◆ Your instructions: Without the pictures, can you quote each line below exactly?

— begin Provided information —

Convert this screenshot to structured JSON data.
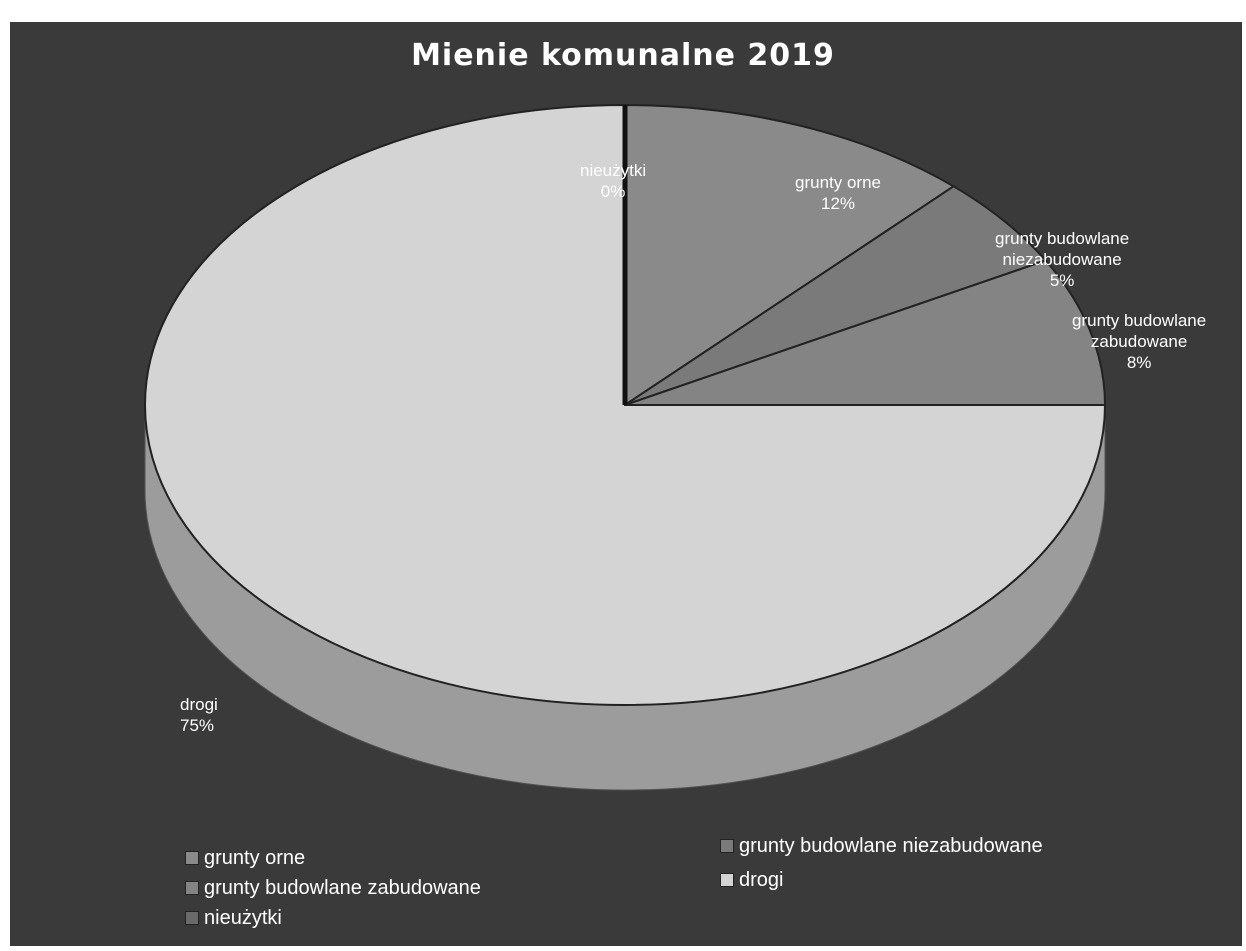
{
  "chart_data": {
    "type": "pie",
    "title": "Mienie komunalne 2019",
    "slices": [
      {
        "label": "grunty orne",
        "value": 12,
        "value_label": "12%",
        "color": "#8a8a8a"
      },
      {
        "label": "grunty budowlane niezabudowane",
        "value": 5,
        "value_label": "5%",
        "color": "#7a7a7a"
      },
      {
        "label": "grunty budowlane zabudowane",
        "value": 8,
        "value_label": "8%",
        "color": "#848484"
      },
      {
        "label": "drogi",
        "value": 75,
        "value_label": "75%",
        "color": "#d4d4d4"
      },
      {
        "label": "nieużytki",
        "value": 0,
        "value_label": "0%",
        "color": "#6a6a6a"
      }
    ],
    "data_labels": {
      "grunty_orne": {
        "name": "grunty orne",
        "pct": "12%"
      },
      "niezabudowane": {
        "name_line1": "grunty budowlane",
        "name_line2": "niezabudowane",
        "pct": "5%"
      },
      "zabudowane": {
        "name_line1": "grunty budowlane",
        "name_line2": "zabudowane",
        "pct": "8%"
      },
      "drogi": {
        "name": "drogi",
        "pct": "75%"
      },
      "nieuzytki": {
        "name": "nieużytki",
        "pct": "0%"
      }
    },
    "legend": {
      "placement": "bottom",
      "entries": [
        {
          "label": "grunty orne",
          "color": "#8a8a8a"
        },
        {
          "label": "grunty budowlane niezabudowane",
          "color": "#7a7a7a"
        },
        {
          "label": "grunty budowlane zabudowane",
          "color": "#848484"
        },
        {
          "label": "drogi",
          "color": "#d4d4d4"
        },
        {
          "label": "nieużytki",
          "color": "#6a6a6a"
        }
      ]
    }
  }
}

— end Provided information —

◆ Exercise answer:
Convert this screenshot to structured JSON data.
{
  "chart_data": {
    "type": "pie",
    "title": "Mienie komunalne 2019",
    "slices": [
      {
        "label": "grunty orne",
        "value": 12,
        "value_label": "12%",
        "color": "#8a8a8a"
      },
      {
        "label": "grunty budowlane niezabudowane",
        "value": 5,
        "value_label": "5%",
        "color": "#7a7a7a"
      },
      {
        "label": "grunty budowlane zabudowane",
        "value": 8,
        "value_label": "8%",
        "color": "#848484"
      },
      {
        "label": "drogi",
        "value": 75,
        "value_label": "75%",
        "color": "#d4d4d4"
      },
      {
        "label": "nieużytki",
        "value": 0,
        "value_label": "0%",
        "color": "#6a6a6a"
      }
    ],
    "data_labels": {
      "grunty_orne": {
        "name": "grunty orne",
        "pct": "12%"
      },
      "niezabudowane": {
        "name_line1": "grunty budowlane",
        "name_line2": "niezabudowane",
        "pct": "5%"
      },
      "zabudowane": {
        "name_line1": "grunty budowlane",
        "name_line2": "zabudowane",
        "pct": "8%"
      },
      "drogi": {
        "name": "drogi",
        "pct": "75%"
      },
      "nieuzytki": {
        "name": "nieużytki",
        "pct": "0%"
      }
    },
    "legend": {
      "placement": "bottom",
      "entries": [
        {
          "label": "grunty orne",
          "color": "#8a8a8a"
        },
        {
          "label": "grunty budowlane niezabudowane",
          "color": "#7a7a7a"
        },
        {
          "label": "grunty budowlane zabudowane",
          "color": "#848484"
        },
        {
          "label": "drogi",
          "color": "#d4d4d4"
        },
        {
          "label": "nieużytki",
          "color": "#6a6a6a"
        }
      ]
    }
  }
}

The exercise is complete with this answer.